__Data shown__

########################################

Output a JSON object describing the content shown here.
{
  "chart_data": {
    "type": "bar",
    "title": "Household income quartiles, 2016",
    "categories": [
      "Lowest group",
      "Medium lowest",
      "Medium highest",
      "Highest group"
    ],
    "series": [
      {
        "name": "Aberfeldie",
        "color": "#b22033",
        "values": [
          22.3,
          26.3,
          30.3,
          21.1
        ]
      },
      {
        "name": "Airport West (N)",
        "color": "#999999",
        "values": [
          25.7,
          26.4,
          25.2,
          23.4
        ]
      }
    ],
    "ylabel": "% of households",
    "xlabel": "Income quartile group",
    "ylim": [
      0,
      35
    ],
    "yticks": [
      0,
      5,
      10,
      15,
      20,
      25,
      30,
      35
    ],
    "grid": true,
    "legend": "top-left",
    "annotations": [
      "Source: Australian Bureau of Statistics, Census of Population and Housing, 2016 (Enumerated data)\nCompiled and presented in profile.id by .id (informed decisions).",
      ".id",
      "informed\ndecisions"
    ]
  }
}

########################################

__Set task__
Reproduce each line of the entries in which the word "group" is found.

__Task result__
      "Lowest group",
      "Highest group"
    "xlabel": "Income quartile group",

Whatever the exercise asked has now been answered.